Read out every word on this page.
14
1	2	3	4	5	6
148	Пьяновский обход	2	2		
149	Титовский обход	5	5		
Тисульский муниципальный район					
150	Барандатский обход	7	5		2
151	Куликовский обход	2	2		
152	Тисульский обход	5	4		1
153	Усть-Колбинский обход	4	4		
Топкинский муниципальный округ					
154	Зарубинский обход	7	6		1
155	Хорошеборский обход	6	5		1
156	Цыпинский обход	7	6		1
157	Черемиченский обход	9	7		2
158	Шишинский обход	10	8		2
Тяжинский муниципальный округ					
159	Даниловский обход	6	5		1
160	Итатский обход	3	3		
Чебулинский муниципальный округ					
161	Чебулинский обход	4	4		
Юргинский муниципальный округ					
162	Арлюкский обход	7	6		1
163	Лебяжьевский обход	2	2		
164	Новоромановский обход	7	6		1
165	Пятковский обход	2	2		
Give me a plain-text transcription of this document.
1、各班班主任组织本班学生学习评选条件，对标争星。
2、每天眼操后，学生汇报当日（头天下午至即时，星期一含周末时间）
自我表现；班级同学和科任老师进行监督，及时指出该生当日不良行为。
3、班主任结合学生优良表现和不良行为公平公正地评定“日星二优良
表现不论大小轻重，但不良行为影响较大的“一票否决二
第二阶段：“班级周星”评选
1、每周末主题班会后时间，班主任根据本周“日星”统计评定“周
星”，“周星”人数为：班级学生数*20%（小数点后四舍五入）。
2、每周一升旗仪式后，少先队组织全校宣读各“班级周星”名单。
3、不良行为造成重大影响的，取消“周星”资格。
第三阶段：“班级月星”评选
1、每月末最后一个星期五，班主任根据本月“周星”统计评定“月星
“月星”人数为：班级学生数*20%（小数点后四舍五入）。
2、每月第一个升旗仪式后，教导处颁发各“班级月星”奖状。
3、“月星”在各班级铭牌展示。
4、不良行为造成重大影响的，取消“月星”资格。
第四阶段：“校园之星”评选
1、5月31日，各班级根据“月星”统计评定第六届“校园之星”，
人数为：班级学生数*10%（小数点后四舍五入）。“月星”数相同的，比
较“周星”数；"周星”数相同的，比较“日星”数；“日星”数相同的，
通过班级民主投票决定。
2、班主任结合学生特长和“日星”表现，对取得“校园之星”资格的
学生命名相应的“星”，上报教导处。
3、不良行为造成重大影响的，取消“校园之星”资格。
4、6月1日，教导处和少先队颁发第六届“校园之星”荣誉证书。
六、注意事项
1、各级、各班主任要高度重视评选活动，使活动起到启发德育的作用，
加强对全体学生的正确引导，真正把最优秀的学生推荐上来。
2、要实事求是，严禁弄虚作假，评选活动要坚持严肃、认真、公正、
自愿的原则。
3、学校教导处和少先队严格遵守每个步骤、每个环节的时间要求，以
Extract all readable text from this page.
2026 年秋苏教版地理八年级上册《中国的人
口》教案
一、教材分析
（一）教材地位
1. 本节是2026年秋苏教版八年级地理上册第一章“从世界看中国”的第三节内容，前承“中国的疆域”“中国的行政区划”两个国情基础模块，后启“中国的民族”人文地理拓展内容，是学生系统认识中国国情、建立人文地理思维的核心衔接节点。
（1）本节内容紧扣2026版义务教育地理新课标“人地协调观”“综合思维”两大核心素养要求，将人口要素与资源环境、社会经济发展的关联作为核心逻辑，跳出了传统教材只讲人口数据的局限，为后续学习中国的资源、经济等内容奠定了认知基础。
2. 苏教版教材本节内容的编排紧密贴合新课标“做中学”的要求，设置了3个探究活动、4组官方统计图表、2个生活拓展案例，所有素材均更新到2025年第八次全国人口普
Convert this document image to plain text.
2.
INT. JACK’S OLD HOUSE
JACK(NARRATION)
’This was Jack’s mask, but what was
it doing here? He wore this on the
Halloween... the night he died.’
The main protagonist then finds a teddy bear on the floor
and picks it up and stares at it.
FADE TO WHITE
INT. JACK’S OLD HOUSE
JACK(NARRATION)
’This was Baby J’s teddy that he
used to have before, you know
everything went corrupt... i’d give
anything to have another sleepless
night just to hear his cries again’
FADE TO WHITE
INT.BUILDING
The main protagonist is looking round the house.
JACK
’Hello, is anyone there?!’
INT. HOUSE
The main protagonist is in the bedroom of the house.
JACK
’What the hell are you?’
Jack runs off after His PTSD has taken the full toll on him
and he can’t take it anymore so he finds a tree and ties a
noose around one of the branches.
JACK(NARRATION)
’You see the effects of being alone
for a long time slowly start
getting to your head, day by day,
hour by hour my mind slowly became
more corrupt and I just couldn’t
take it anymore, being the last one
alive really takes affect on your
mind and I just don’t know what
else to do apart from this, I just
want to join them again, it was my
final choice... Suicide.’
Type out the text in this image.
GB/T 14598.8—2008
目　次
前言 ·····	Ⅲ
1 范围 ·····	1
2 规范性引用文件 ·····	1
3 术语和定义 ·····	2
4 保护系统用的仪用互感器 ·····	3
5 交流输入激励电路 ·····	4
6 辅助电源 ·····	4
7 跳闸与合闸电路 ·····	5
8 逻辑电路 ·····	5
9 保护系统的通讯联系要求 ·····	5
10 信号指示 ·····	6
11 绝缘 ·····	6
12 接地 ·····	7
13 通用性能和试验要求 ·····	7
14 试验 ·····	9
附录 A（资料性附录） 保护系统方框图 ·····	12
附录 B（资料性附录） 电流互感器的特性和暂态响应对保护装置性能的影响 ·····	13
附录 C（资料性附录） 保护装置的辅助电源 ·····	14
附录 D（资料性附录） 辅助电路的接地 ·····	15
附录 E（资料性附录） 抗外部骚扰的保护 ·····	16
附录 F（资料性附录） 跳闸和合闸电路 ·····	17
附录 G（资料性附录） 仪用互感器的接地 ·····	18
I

• Exercise instructions:
Every entry must be retyped in full, exactly as given.

• Worked answer:
Read out every word on this page.
14
1	2	3	4	5	6
148	Пьяновский обход	2	2		
149	Титовский обход	5	5		
Тисульский муниципальный район					
150	Барандатский обход	7	5		2
151	Куликовский обход	2	2		
152	Тисульский обход	5	4		1
153	Усть-Колбинский обход	4	4		
Топкинский муниципальный округ					
154	Зарубинский обход	7	6		1
155	Хорошеборский обход	6	5		1
156	Цыпинский обход	7	6		1
157	Черемиченский обход	9	7		2
158	Шишинский обход	10	8		2
Тяжинский муниципальный округ					
159	Даниловский обход	6	5		1
160	Итатский обход	3	3		
Чебулинский муниципальный округ					
161	Чебулинский обход	4	4		
Юргинский муниципальный округ					
162	Арлюкский обход	7	6		1
163	Лебяжьевский обход	2	2		
164	Новоромановский обход	7	6		1
165	Пятковский обход	2	2		
Give me a plain-text transcription of this document.
1、各班班主任组织本班学生学习评选条件，对标争星。
2、每天眼操后，学生汇报当日（头天下午至即时，星期一含周末时间）
自我表现；班级同学和科任老师进行监督，及时指出该生当日不良行为。
3、班主任结合学生优良表现和不良行为公平公正地评定“日星二优良
表现不论大小轻重，但不良行为影响较大的“一票否决二
第二阶段：“班级周星”评选
1、每周末主题班会后时间，班主任根据本周“日星”统计评定“周
星”，“周星”人数为：班级学生数*20%（小数点后四舍五入）。
2、每周一升旗仪式后，少先队组织全校宣读各“班级周星”名单。
3、不良行为造成重大影响的，取消“周星”资格。
第三阶段：“班级月星”评选
1、每月末最后一个星期五，班主任根据本月“周星”统计评定“月星
“月星”人数为：班级学生数*20%（小数点后四舍五入）。
2、每月第一个升旗仪式后，教导处颁发各“班级月星”奖状。
3、“月星”在各班级铭牌展示。
4、不良行为造成重大影响的，取消“月星”资格。
第四阶段：“校园之星”评选
1、5月31日，各班级根据“月星”统计评定第六届“校园之星”，
人数为：班级学生数*10%（小数点后四舍五入）。“月星”数相同的，比
较“周星”数；"周星”数相同的，比较“日星”数；“日星”数相同的，
通过班级民主投票决定。
2、班主任结合学生特长和“日星”表现，对取得“校园之星”资格的
学生命名相应的“星”，上报教导处。
3、不良行为造成重大影响的，取消“校园之星”资格。
4、6月1日，教导处和少先队颁发第六届“校园之星”荣誉证书。
六、注意事项
1、各级、各班主任要高度重视评选活动，使活动起到启发德育的作用，
加强对全体学生的正确引导，真正把最优秀的学生推荐上来。
2、要实事求是，严禁弄虚作假，评选活动要坚持严肃、认真、公正、
自愿的原则。
3、学校教导处和少先队严格遵守每个步骤、每个环节的时间要求，以
Extract all readable text from this page.
2026 年秋苏教版地理八年级上册《中国的人
口》教案
一、教材分析
（一）教材地位
1. 本节是2026年秋苏教版八年级地理上册第一章“从世界看中国”的第三节内容，前承“中国的疆域”“中国的行政区划”两个国情基础模块，后启“中国的民族”人文地理拓展内容，是学生系统认识中国国情、建立人文地理思维的核心衔接节点。
（1）本节内容紧扣2026版义务教育地理新课标“人地协调观”“综合思维”两大核心素养要求，将人口要素与资源环境、社会经济发展的关联作为核心逻辑，跳出了传统教材只讲人口数据的局限，为后续学习中国的资源、经济等内容奠定了认知基础。
2. 苏教版教材本节内容的编排紧密贴合新课标“做中学”的要求，设置了3个探究活动、4组官方统计图表、2个生活拓展案例，所有素材均更新到2025年第八次全国人口普
Convert this document image to plain text.
2.
INT. JACK’S OLD HOUSE
JACK(NARRATION)
’This was Jack’s mask, but what was
it doing here? He wore this on the
Halloween... the night he died.’
The main protagonist then finds a teddy bear on the floor
and picks it up and stares at it.
FADE TO WHITE
INT. JACK’S OLD HOUSE
JACK(NARRATION)
’This was Baby J’s teddy that he
used to have before, you know
everything went corrupt... i’d give
anything to have another sleepless
night just to hear his cries again’
FADE TO WHITE
INT.BUILDING
The main protagonist is looking round the house.
JACK
’Hello, is anyone there?!’
INT. HOUSE
The main protagonist is in the bedroom of the house.
JACK
’What the hell are you?’
Jack runs off after His PTSD has taken the full toll on him
and he can’t take it anymore so he finds a tree and ties a
noose around one of the branches.
JACK(NARRATION)
’You see the effects of being alone
for a long time slowly start
getting to your head, day by day,
hour by hour my mind slowly became
more corrupt and I just couldn’t
take it anymore, being the last one
alive really takes affect on your
mind and I just don’t know what
else to do apart from this, I just
want to join them again, it was my
final choice... Suicide.’
Type out the text in this image.
GB/T 14598.8—2008
目　次
前言 ·····	Ⅲ
1 范围 ·····	1
2 规范性引用文件 ·····	1
3 术语和定义 ·····	2
4 保护系统用的仪用互感器 ·····	3
5 交流输入激励电路 ·····	4
6 辅助电源 ·····	4
7 跳闸与合闸电路 ·····	5
8 逻辑电路 ·····	5
9 保护系统的通讯联系要求 ·····	5
10 信号指示 ·····	6
11 绝缘 ·····	6
12 接地 ·····	7
13 通用性能和试验要求 ·····	7
14 试验 ·····	9
附录 A（资料性附录） 保护系统方框图 ·····	12
附录 B（资料性附录） 电流互感器的特性和暂态响应对保护装置性能的影响 ·····	13
附录 C（资料性附录） 保护装置的辅助电源 ·····	14
附录 D（资料性附录） 辅助电路的接地 ·····	15
附录 E（资料性附录） 抗外部骚扰的保护 ·····	16
附录 F（资料性附录） 跳闸和合闸电路 ·····	17
附录 G（资料性附录） 仪用互感器的接地 ·····	18
I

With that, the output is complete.